▸ **Instructions for the task**:
Present each line of the entries below that holds the word "Межбюджетные".

::: Records for this task

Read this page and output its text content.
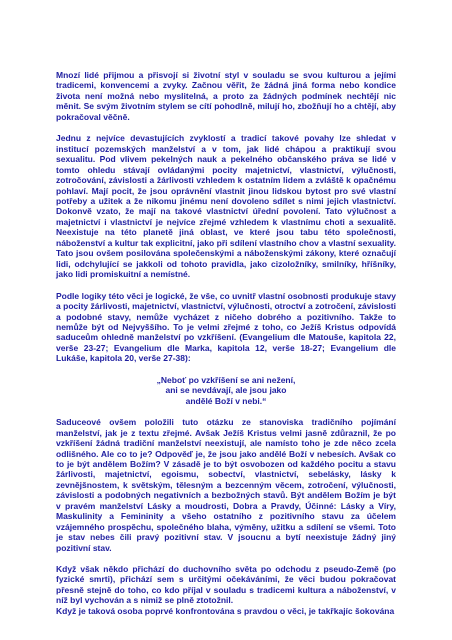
Mnozí lidé přijmou a přisvojí si životní styl v souladu se svou kulturou a jejími tradicemi, konvencemi a zvyky. Začnou věřit, že žádná jiná forma nebo kondice života není možná nebo myslitelná, a proto za žádných podmínek nechtějí nic měnit. Se svým životním stylem se cítí pohodlně, milují ho, zbožňují ho a chtějí, aby pokračoval věčně.

Jednu z nejvíce devastujících zvyklostí a tradicí takové povahy lze shledat v institucí pozemských manželství a v tom, jak lidé chápou a praktikují svou sexualitu. Pod vlivem pekelných nauk a pekelného občanského práva se lidé v tomto ohledu stávají ovládanými pocity majetnictví, vlastnictví, výlučnosti, zotročování, závislosti a žárlivosti vzhledem k ostatním lidem a zvláště k opačnému pohlaví. Mají pocit, že jsou oprávnění vlastnit jinou lidskou bytost pro své vlastní potřeby a užitek a že nikomu jinému není dovoleno sdílet s nimi jejich vlastnictví. Dokonvě vzato, že mají na takové vlastnictví úřední povolení. Tato výlučnost a majetnictví i vlastnictví je nejvíce zřejmé vzhledem k vlastnímu choti a sexualitě. Neexistuje na této planetě jiná oblast, ve které jsou tabu této společnosti, náboženství a kultur tak explicitní, jako při sdílení vlastního chov a vlastní sexuality. Tato jsou ovšem posilována společenskými a náboženskými zákony, které označují lidi, odchylující se jakkoli od tohoto pravidla, jako cizoložníky, smilníky, hříšníky, jako lidi promiskuitní a nemístné.

Podle logiky této věci je logické, že vše, co uvnitř vlastní osobnosti produkuje stavy a pocity žárlivosti, majetnictví, vlastnictví, výlučnosti, otroctví a zotročení, závislosti a podobné stavy, nemůže vycházet z ničeho dobrého a pozitivního. Takže to nemůže být od Nejvyššího. To je velmi zřejmé z toho, co Ježíš Kristus odpovídá saduceům ohledně manželství po vzkříšení. (Evangelium dle Matouše, kapitola 22, verše 23-27; Evangelium dle Marka, kapitola 12, verše 18-27; Evangelium dle Lukáše, kapitola 20, verše 27-38):

„Neboť po vzkříšení se ani nežení, ani se nevdávají, ale jsou jako andělé Boží v nebi.“

Saduceové ovšem položili tuto otázku ze stanoviska tradičního pojímání manželství, jak je z textu zřejmé. Avšak Ježíš Kristus velmi jasně zdůraznil, že po vzkříšení žádná tradiční manželství neexistují, ale namísto toho je zde něco zcela odlišného. Ale co to je? Odpověď je, že jsou jako andělé Boží v nebesích. Avšak co to je být andělem Božím? V zásadě je to být osvobozen od každého pocitu a stavu žárlivosti, majetnictví, egoismu, sobectví, vlastnictví, sebelásky, lásky k zevnějšnostem, k světským, tělesným a bezcenným věcem, zotročení, výlučnosti, závislosti a podobných negativních a bezbožných stavů. Být andělem Božím je být v pravém manželství Lásky a moudrosti, Dobra a Pravdy, Účinné: Lásky a Víry, Maskulinity a Femininity a všeho ostatního z pozitivního stavu za účelem vzájemného prospěchu, společného blaha, výměny, užitku a sdílení se všemi. Toto je stav nebes čili pravý pozitivní stav. V jsoucnu a bytí neexistuje žádný jiný pozitivní stav.

Když však někdo přichází do duchovního světa po odchodu z pseudo-Země (po fyzické smrti), přichází sem s určitými očekáváními, že věci budou pokračovat přesně stejně do toho, co kdo příjal v souladu s tradicemi kultura a náboženství, v níž byl vychován a s nimiž se plně ztotožnil.

Když je taková osoba poprvé konfrontována s pravdou o věci, je takřkajíc šokována
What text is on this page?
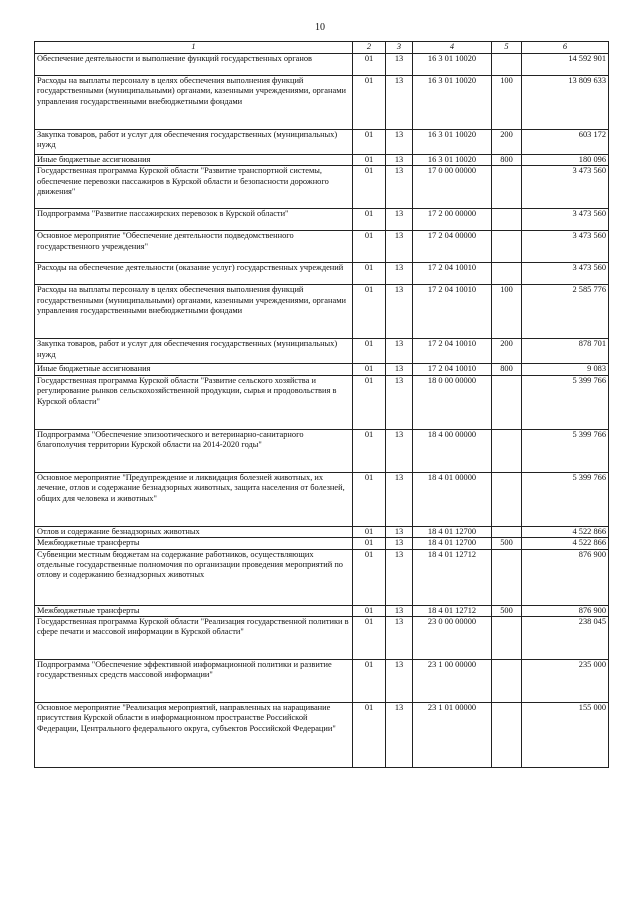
10
1	2	3	4	5	6
Обеспечение деятельности и выполнение функций государственных органов	01	13	16 3 01 10020		14 592 901
Расходы на выплаты персоналу в целях обеспечения выполнения функций государственными (муниципальными) органами, казенными учреждениями, органами управления государственными внебюджетными фондами	01	13	16 3 01 10020	100	13 809 633
Закупка товаров, работ и услуг для обеспечения государственных (муниципальных) нужд	01	13	16 3 01 10020	200	603 172
Иные бюджетные ассигнования	01	13	16 3 01 10020	800	180 096
Государственная программа Курской области "Развитие транспортной системы, обеспечение перевозки пассажиров в Курской области и безопасности дорожного движения"	01	13	17 0 00 00000		3 473 560
Подпрограмма "Развитие пассажирских перевозок в Курской области"	01	13	17 2 00 00000		3 473 560
Основное мероприятие "Обеспечение деятельности подведомственного государственного учреждения"	01	13	17 2 04 00000		3 473 560
Расходы на обеспечение деятельности (оказание услуг) государственных учреждений	01	13	17 2 04 10010		3 473 560
Расходы на выплаты персоналу в целях обеспечения выполнения функций государственными (муниципальными) органами, казенными учреждениями, органами управления государственными внебюджетными фондами	01	13	17 2 04 10010	100	2 585 776
Закупка товаров, работ и услуг для обеспечения государственных (муниципальных) нужд	01	13	17 2 04 10010	200	878 701
Иные бюджетные ассигнования	01	13	17 2 04 10010	800	9 083
Государственная программа Курской области "Развитие сельского хозяйства и регулирование рынков сельскохозяйственной продукции, сырья и продовольствия в Курской области"	01	13	18 0 00 00000		5 399 766
Подпрограмма "Обеспечение эпизоотического и ветеринарно-санитарного благополучия территории Курской области на 2014-2020 годы"	01	13	18 4 00 00000		5 399 766
Основное мероприятие "Предупреждение и ликвидация болезней животных, их лечение, отлов и содержание безнадзорных животных, защита населения от болезней, общих для человека и животных"	01	13	18 4 01 00000		5 399 766
Отлов и содержание безнадзорных животных	01	13	18 4 01 12700		4 522 866
Межбюджетные трансферты	01	13	18 4 01 12700	500	4 522 866
Субвенции местным бюджетам на содержание работников, осуществляющих отдельные государственные полномочия по организации проведения мероприятий по отлову и содержанию безнадзорных животных	01	13	18 4 01 12712		876 900
Межбюджетные трансферты	01	13	18 4 01 12712	500	876 900
Государственная программа Курской области "Реализация государственной политики в сфере печати и массовой информации в Курской области"	01	13	23 0 00 00000		238 045
Подпрограмма "Обеспечение эффективной информационной политики и развитие государственных средств массовой информации"	01	13	23 1 00 00000		235 000
Основное мероприятие "Реализация мероприятий, направленных на наращивание присутствия Курской области в информационном пространстве Российской Федерации, Центрального федерального округа, субъектов Российской Федерации"	01	13	23 1 01 00000		155 000
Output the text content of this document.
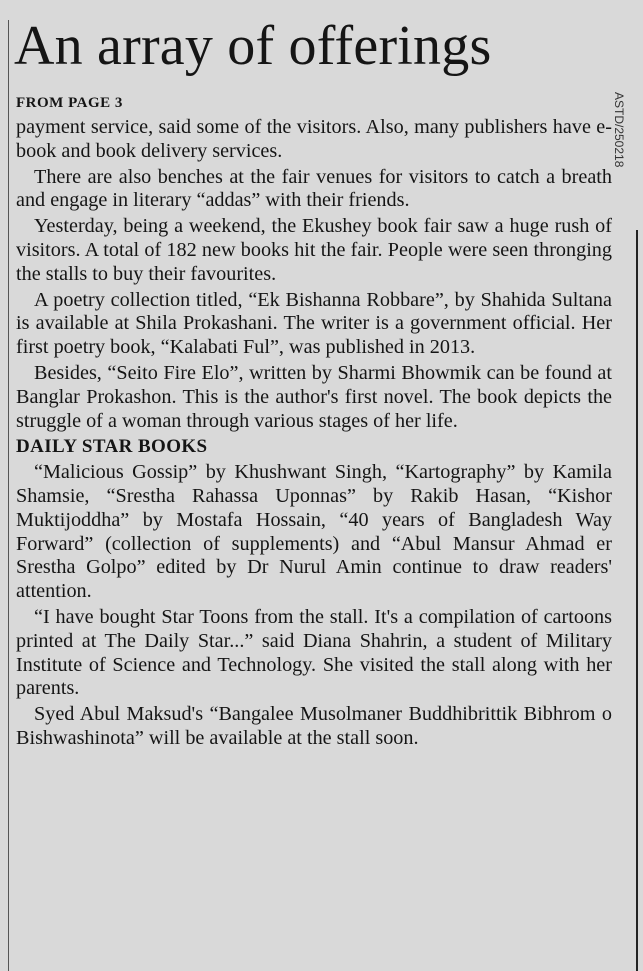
An array of offerings
FROM PAGE 3

payment service, said some of the visitors. Also, many publishers have e-book and book delivery services.

There are also benches at the fair venues for visitors to catch a breath and engage in literary “addas” with their friends.

Yesterday, being a weekend, the Ekushey book fair saw a huge rush of visitors. A total of 182 new books hit the fair. People were seen thronging the stalls to buy their favourites.

A poetry collection titled, “Ek Bishanna Robbare”, by Shahida Sultana is available at Shila Prokashani. The writer is a government official. Her first poetry book, “Kalabati Ful”, was published in 2013.

Besides, “Seito Fire Elo”, written by Sharmi Bhowmik can be found at Banglar Prokashon. This is the author's first novel. The book depicts the struggle of a woman through various stages of her life.

DAILY STAR BOOKS

“Malicious Gossip” by Khushwant Singh, “Kartography” by Kamila Shamsie, “Srestha Rahassa Uponnas” by Rakib Hasan, “Kishor Muktijoddha” by Mostafa Hossain, “40 years of Bangladesh Way Forward” (collection of supplements) and “Abul Mansur Ahmad er Srestha Golpo” edited by Dr Nurul Amin continue to draw readers' attention.

“I have bought Star Toons from the stall. It's a compilation of cartoons printed at The Daily Star...” said Diana Shahrin, a student of Military Institute of Science and Technology. She visited the stall along with her parents.

Syed Abul Maksud's “Bangalee Musolmaner Buddhibrittik Bibhrom o Bishwashinota” will be available at the stall soon.

ASTD/250218
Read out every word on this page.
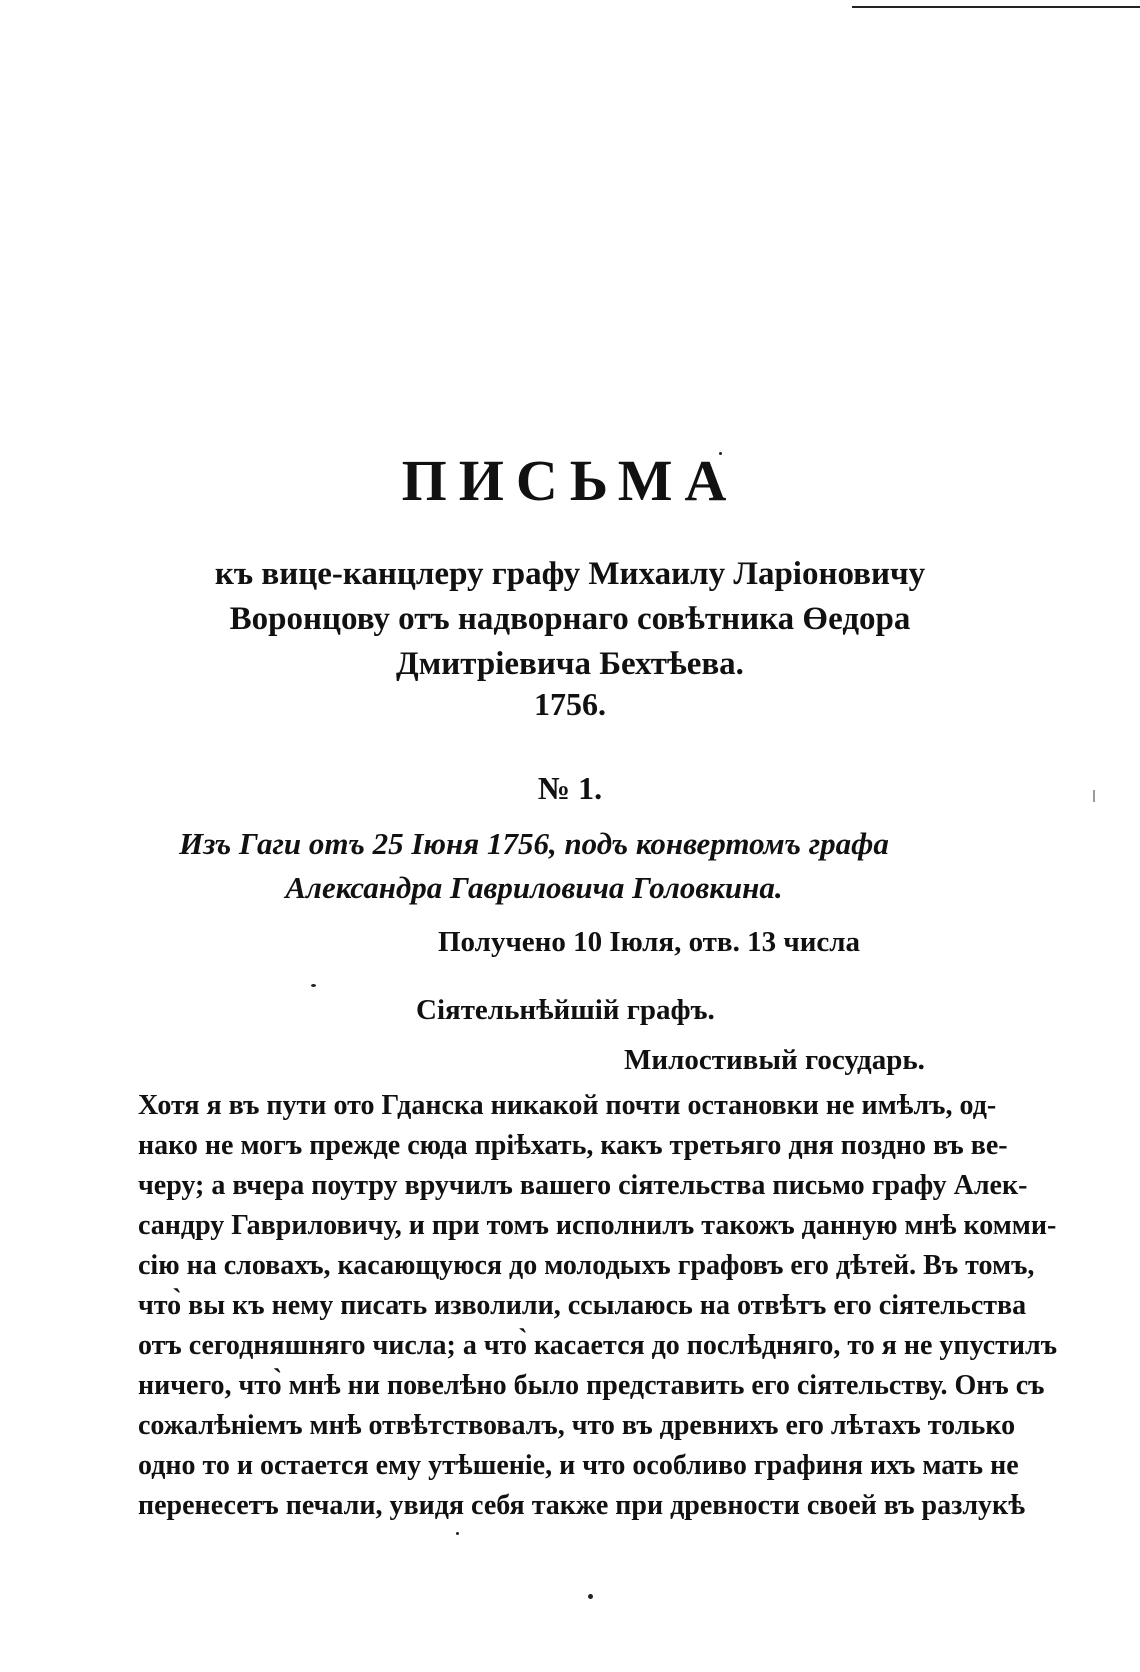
ПИСЬМА

къ вице-канцлеру графу Михаилу Ларіоновичу Воронцову отъ надворнаго совѣтника Өедора Дмитріевича Бехтѣева.

1756.
№ 1.

Изъ Гаги отъ 25 Іюня 1756, подъ конвертомъ графа Александра Гавриловича Головкина.

Получено 10 Іюля, отв. 13 числа
Сіятельнѣйшій графъ.
Милостивый государь.
Хотя я въ пути ото Гданска никакой почти остановки не имѣлъ, од-
нако не могъ прежде сюда пріѣхать, какъ третьяго дня поздно въ ве-
черу; а вчера поутру вручилъ вашего сіятельства письмо графу Алек-
сандру Гавриловичу, и при томъ исполнилъ такожъ данную мнѣ комми-
сію на словахъ, касающуюся до молодыхъ графовъ его дѣтей. Въ томъ,
что̀ вы къ нему писать изволили, ссылаюсь на отвѣтъ его сіятельства
отъ сегодняшняго числа; а что̀ касается до послѣдняго, то я не упустилъ
ничего, что̀ мнѣ ни повелѣно было представить его сіятельству. Онъ съ
сожалѣніемъ мнѣ отвѣтствовалъ, что въ древнихъ его лѣтахъ только
одно то и остается ему утѣшеніе, и что особливо графиня ихъ мать не
перенесетъ печали, увидя себя также при древности своей въ разлукѣ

::::::

▸ **Solution to this exercise**:
Межбюджетные трансферты	01	13	18 4 01 12700	500	4 522 866
Межбюджетные трансферты	01	13	18 4 01 12712	500	876 900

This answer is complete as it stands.